** begin **
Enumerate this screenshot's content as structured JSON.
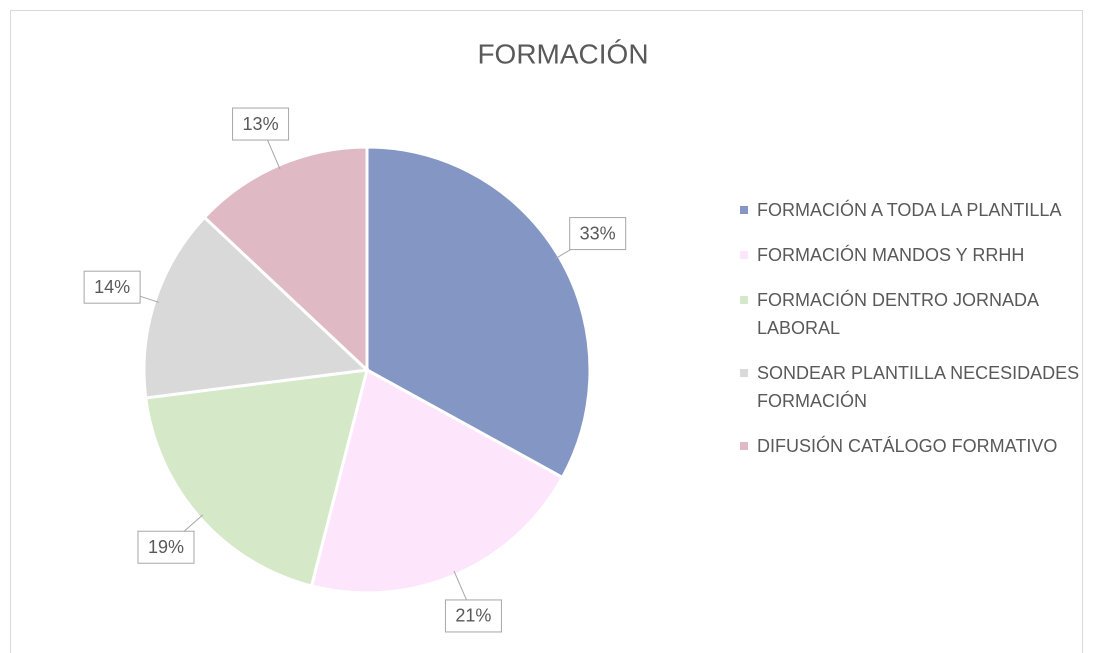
{
  "chart_data": {
    "type": "pie",
    "title": "FORMACIÓN",
    "categories": [
      "FORMACIÓN A TODA LA PLANTILLA",
      "FORMACIÓN MANDOS Y RRHH",
      "FORMACIÓN DENTRO JORNADA LABORAL",
      "SONDEAR PLANTILLA NECESIDADES FORMACIÓN",
      "DIFUSIÓN CATÁLOGO FORMATIVO"
    ],
    "values": [
      33,
      21,
      19,
      14,
      13
    ],
    "value_labels": [
      "33%",
      "21%",
      "19%",
      "14%",
      "13%"
    ],
    "colors": [
      "#8497c4",
      "#fde6fb",
      "#d5e8c8",
      "#d9d9d9",
      "#dfbac4"
    ],
    "legend": "right"
  }
}
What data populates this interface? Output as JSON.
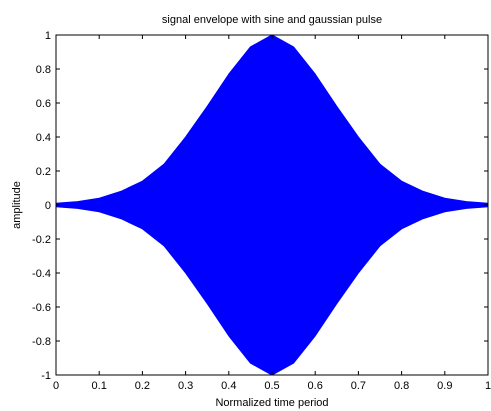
{
  "chart_data": {
    "type": "area",
    "title": "signal envelope with sine and gaussian pulse",
    "xlabel": "Normalized time period",
    "ylabel": "amplitude",
    "xlim": [
      0,
      1
    ],
    "ylim": [
      -1,
      1
    ],
    "x_ticks": [
      "0",
      "0.1",
      "0.2",
      "0.3",
      "0.4",
      "0.5",
      "0.6",
      "0.7",
      "0.8",
      "0.9",
      "1"
    ],
    "y_ticks": [
      "-1",
      "-0.8",
      "-0.6",
      "-0.4",
      "-0.2",
      "0",
      "0.2",
      "0.4",
      "0.6",
      "0.8",
      "1"
    ],
    "grid": false,
    "series": [
      {
        "color": "#0000ff",
        "x": [
          0,
          0.05,
          0.1,
          0.15,
          0.2,
          0.25,
          0.3,
          0.35,
          0.4,
          0.45,
          0.5,
          0.55,
          0.6,
          0.65,
          0.7,
          0.75,
          0.8,
          0.85,
          0.9,
          0.95,
          1
        ],
        "upper": [
          0.01,
          0.02,
          0.04,
          0.08,
          0.14,
          0.24,
          0.4,
          0.58,
          0.77,
          0.93,
          1.0,
          0.93,
          0.77,
          0.58,
          0.4,
          0.24,
          0.14,
          0.08,
          0.04,
          0.02,
          0.01
        ],
        "lower": [
          -0.01,
          -0.02,
          -0.04,
          -0.08,
          -0.14,
          -0.24,
          -0.4,
          -0.58,
          -0.77,
          -0.93,
          -1.0,
          -0.93,
          -0.77,
          -0.58,
          -0.4,
          -0.24,
          -0.14,
          -0.08,
          -0.04,
          -0.02,
          -0.01
        ]
      }
    ]
  }
}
** end **
◆ SET PROBLEM ◆
All of the material above needs to be restated exactly, with no pictures.

◆ ANSWER BELOW ◆
Enumerate this screenshot's content as structured JSON.
{
  "chart_data": {
    "type": "pie",
    "title": "FORMACIÓN",
    "categories": [
      "FORMACIÓN A TODA LA PLANTILLA",
      "FORMACIÓN MANDOS Y RRHH",
      "FORMACIÓN DENTRO JORNADA LABORAL",
      "SONDEAR PLANTILLA NECESIDADES FORMACIÓN",
      "DIFUSIÓN CATÁLOGO FORMATIVO"
    ],
    "values": [
      33,
      21,
      19,
      14,
      13
    ],
    "value_labels": [
      "33%",
      "21%",
      "19%",
      "14%",
      "13%"
    ],
    "colors": [
      "#8497c4",
      "#fde6fb",
      "#d5e8c8",
      "#d9d9d9",
      "#dfbac4"
    ],
    "legend": "right"
  }
}
What data populates this interface? Output as JSON.
{
  "chart_data": {
    "type": "area",
    "title": "signal envelope with sine and gaussian pulse",
    "xlabel": "Normalized time period",
    "ylabel": "amplitude",
    "xlim": [
      0,
      1
    ],
    "ylim": [
      -1,
      1
    ],
    "x_ticks": [
      "0",
      "0.1",
      "0.2",
      "0.3",
      "0.4",
      "0.5",
      "0.6",
      "0.7",
      "0.8",
      "0.9",
      "1"
    ],
    "y_ticks": [
      "-1",
      "-0.8",
      "-0.6",
      "-0.4",
      "-0.2",
      "0",
      "0.2",
      "0.4",
      "0.6",
      "0.8",
      "1"
    ],
    "grid": false,
    "series": [
      {
        "color": "#0000ff",
        "x": [
          0,
          0.05,
          0.1,
          0.15,
          0.2,
          0.25,
          0.3,
          0.35,
          0.4,
          0.45,
          0.5,
          0.55,
          0.6,
          0.65,
          0.7,
          0.75,
          0.8,
          0.85,
          0.9,
          0.95,
          1
        ],
        "upper": [
          0.01,
          0.02,
          0.04,
          0.08,
          0.14,
          0.24,
          0.4,
          0.58,
          0.77,
          0.93,
          1.0,
          0.93,
          0.77,
          0.58,
          0.4,
          0.24,
          0.14,
          0.08,
          0.04,
          0.02,
          0.01
        ],
        "lower": [
          -0.01,
          -0.02,
          -0.04,
          -0.08,
          -0.14,
          -0.24,
          -0.4,
          -0.58,
          -0.77,
          -0.93,
          -1.0,
          -0.93,
          -0.77,
          -0.58,
          -0.4,
          -0.24,
          -0.14,
          -0.08,
          -0.04,
          -0.02,
          -0.01
        ]
      }
    ]
  }
}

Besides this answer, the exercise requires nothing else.